== Dataset records ==
· · · ·

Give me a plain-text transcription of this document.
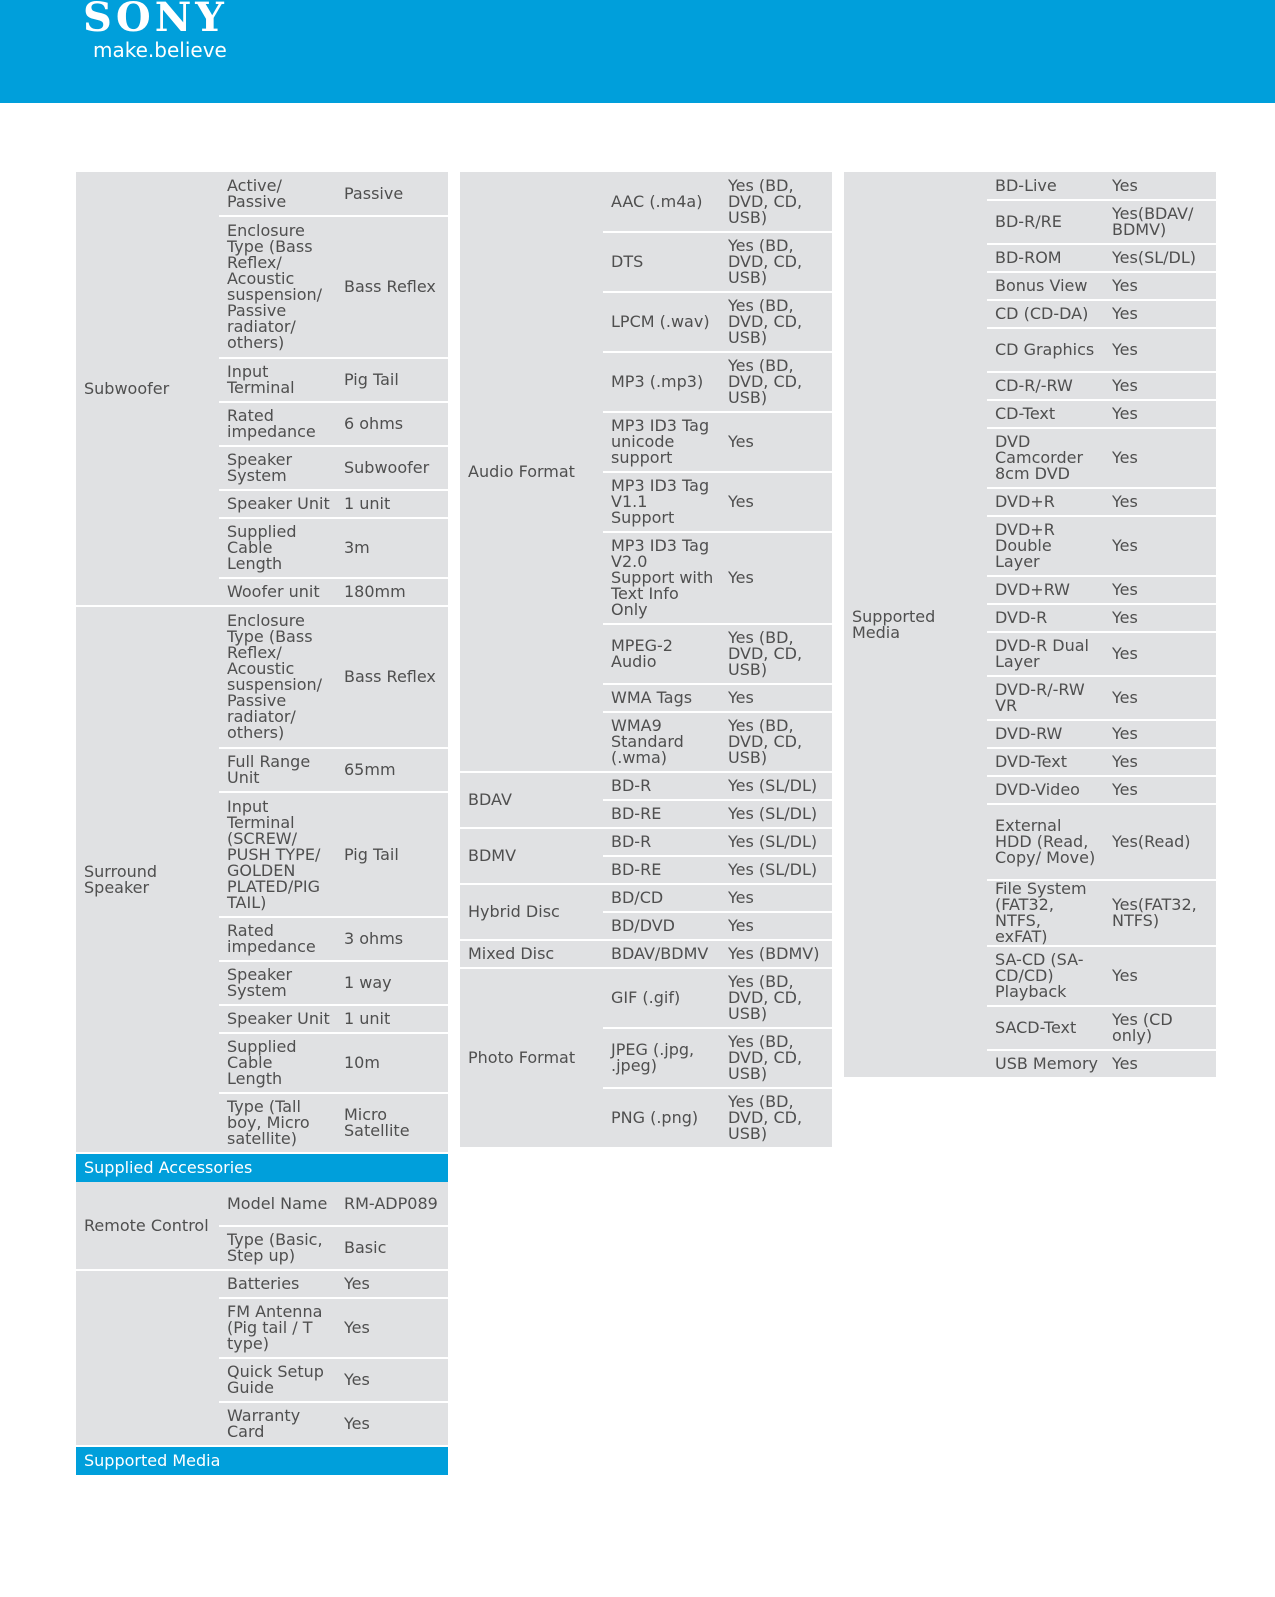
SONY
make.believe
Subwoofer	Active/ Passive	Passive
	Enclosure Type (Bass Reflex/ Acoustic suspension/ Passive radiator/ others)	Bass Reflex
	Input Terminal	Pig Tail
	Rated impedance	6 ohms
	Speaker System	Subwoofer
	Speaker Unit	1 unit
	Supplied Cable Length	3m
	Woofer unit	180mm
Surround Speaker	Enclosure Type (Bass Reflex/ Acoustic suspension/ Passive radiator/ others)	Bass Reflex
	Full Range Unit	65mm
	Input Terminal (SCREW/ PUSH TYPE/ GOLDEN PLATED/PIG TAIL)	Pig Tail
	Rated impedance	3 ohms
	Speaker System	1 way
	Speaker Unit	1 unit
	Supplied Cable Length	10m
	Type (Tall boy, Micro satellite)	Micro Satellite
Supplied Accessories
Remote Control	Model Name	RM-ADP089
	Type (Basic, Step up)	Basic
	Batteries	Yes
	FM Antenna (Pig tail / T type)	Yes
	Quick Setup Guide	Yes
	Warranty Card	Yes
Supported Media
Audio Format	AAC (.m4a)	Yes (BD, DVD, CD, USB)
	DTS	Yes (BD, DVD, CD, USB)
	LPCM (.wav)	Yes (BD, DVD, CD, USB)
	MP3 (.mp3)	Yes (BD, DVD, CD, USB)
	MP3 ID3 Tag unicode support	Yes
	MP3 ID3 Tag V1.1 Support	Yes
	MP3 ID3 Tag V2.0 Support with Text Info Only	Yes
	MPEG-2 Audio	Yes (BD, DVD, CD, USB)
	WMA Tags	Yes
	WMA9 Standard (.wma)	Yes (BD, DVD, CD, USB)
BDAV	BD-R	Yes (SL/DL)
	BD-RE	Yes (SL/DL)
BDMV	BD-R	Yes (SL/DL)
	BD-RE	Yes (SL/DL)
Hybrid Disc	BD/CD	Yes
	BD/DVD	Yes
Mixed Disc	BDAV/BDMV	Yes (BDMV)
Photo Format	GIF (.gif)	Yes (BD, DVD, CD, USB)
	JPEG (.jpg, .jpeg)	Yes (BD, DVD, CD, USB)
	PNG (.png)	Yes (BD, DVD, CD, USB)
Supported Media	BD-Live	Yes
	BD-R/RE	Yes(BDAV/ BDMV)
	BD-ROM	Yes(SL/DL)
	Bonus View	Yes
	CD (CD-DA)	Yes
	CD Graphics	Yes
	CD-R/-RW	Yes
	CD-Text	Yes
	DVD Camcorder 8cm DVD	Yes
	DVD+R	Yes
	DVD+R Double Layer	Yes
	DVD+RW	Yes
	DVD-R	Yes
	DVD-R Dual Layer	Yes
	DVD-R/-RW VR	Yes
	DVD-RW	Yes
	DVD-Text	Yes
	DVD-Video	Yes
	External HDD (Read, Copy/ Move)	Yes(Read)
	File System (FAT32, NTFS, exFAT)	Yes(FAT32, NTFS)
	SA-CD (SA-CD/CD) Playback	Yes
	SACD-Text	Yes (CD only)
	USB Memory	Yes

· · · ·

== Prompt ==
Write out again every line above exactly as given; the pictures do not belong in the copy.

== Complete output ==
Give me a plain-text transcription of this document.
SONY
make.believe
Subwoofer	Active/ Passive	Passive
	Enclosure Type (Bass Reflex/ Acoustic suspension/ Passive radiator/ others)	Bass Reflex
	Input Terminal	Pig Tail
	Rated impedance	6 ohms
	Speaker System	Subwoofer
	Speaker Unit	1 unit
	Supplied Cable Length	3m
	Woofer unit	180mm
Surround Speaker	Enclosure Type (Bass Reflex/ Acoustic suspension/ Passive radiator/ others)	Bass Reflex
	Full Range Unit	65mm
	Input Terminal (SCREW/ PUSH TYPE/ GOLDEN PLATED/PIG TAIL)	Pig Tail
	Rated impedance	3 ohms
	Speaker System	1 way
	Speaker Unit	1 unit
	Supplied Cable Length	10m
	Type (Tall boy, Micro satellite)	Micro Satellite
Supplied Accessories
Remote Control	Model Name	RM-ADP089
	Type (Basic, Step up)	Basic
	Batteries	Yes
	FM Antenna (Pig tail / T type)	Yes
	Quick Setup Guide	Yes
	Warranty Card	Yes
Supported Media
Audio Format	AAC (.m4a)	Yes (BD, DVD, CD, USB)
	DTS	Yes (BD, DVD, CD, USB)
	LPCM (.wav)	Yes (BD, DVD, CD, USB)
	MP3 (.mp3)	Yes (BD, DVD, CD, USB)
	MP3 ID3 Tag unicode support	Yes
	MP3 ID3 Tag V1.1 Support	Yes
	MP3 ID3 Tag V2.0 Support with Text Info Only	Yes
	MPEG-2 Audio	Yes (BD, DVD, CD, USB)
	WMA Tags	Yes
	WMA9 Standard (.wma)	Yes (BD, DVD, CD, USB)
BDAV	BD-R	Yes (SL/DL)
	BD-RE	Yes (SL/DL)
BDMV	BD-R	Yes (SL/DL)
	BD-RE	Yes (SL/DL)
Hybrid Disc	BD/CD	Yes
	BD/DVD	Yes
Mixed Disc	BDAV/BDMV	Yes (BDMV)
Photo Format	GIF (.gif)	Yes (BD, DVD, CD, USB)
	JPEG (.jpg, .jpeg)	Yes (BD, DVD, CD, USB)
	PNG (.png)	Yes (BD, DVD, CD, USB)
Supported Media	BD-Live	Yes
	BD-R/RE	Yes(BDAV/ BDMV)
	BD-ROM	Yes(SL/DL)
	Bonus View	Yes
	CD (CD-DA)	Yes
	CD Graphics	Yes
	CD-R/-RW	Yes
	CD-Text	Yes
	DVD Camcorder 8cm DVD	Yes
	DVD+R	Yes
	DVD+R Double Layer	Yes
	DVD+RW	Yes
	DVD-R	Yes
	DVD-R Dual Layer	Yes
	DVD-R/-RW VR	Yes
	DVD-RW	Yes
	DVD-Text	Yes
	DVD-Video	Yes
	External HDD (Read, Copy/ Move)	Yes(Read)
	File System (FAT32, NTFS, exFAT)	Yes(FAT32, NTFS)
	SA-CD (SA-CD/CD) Playback	Yes
	SACD-Text	Yes (CD only)
	USB Memory	Yes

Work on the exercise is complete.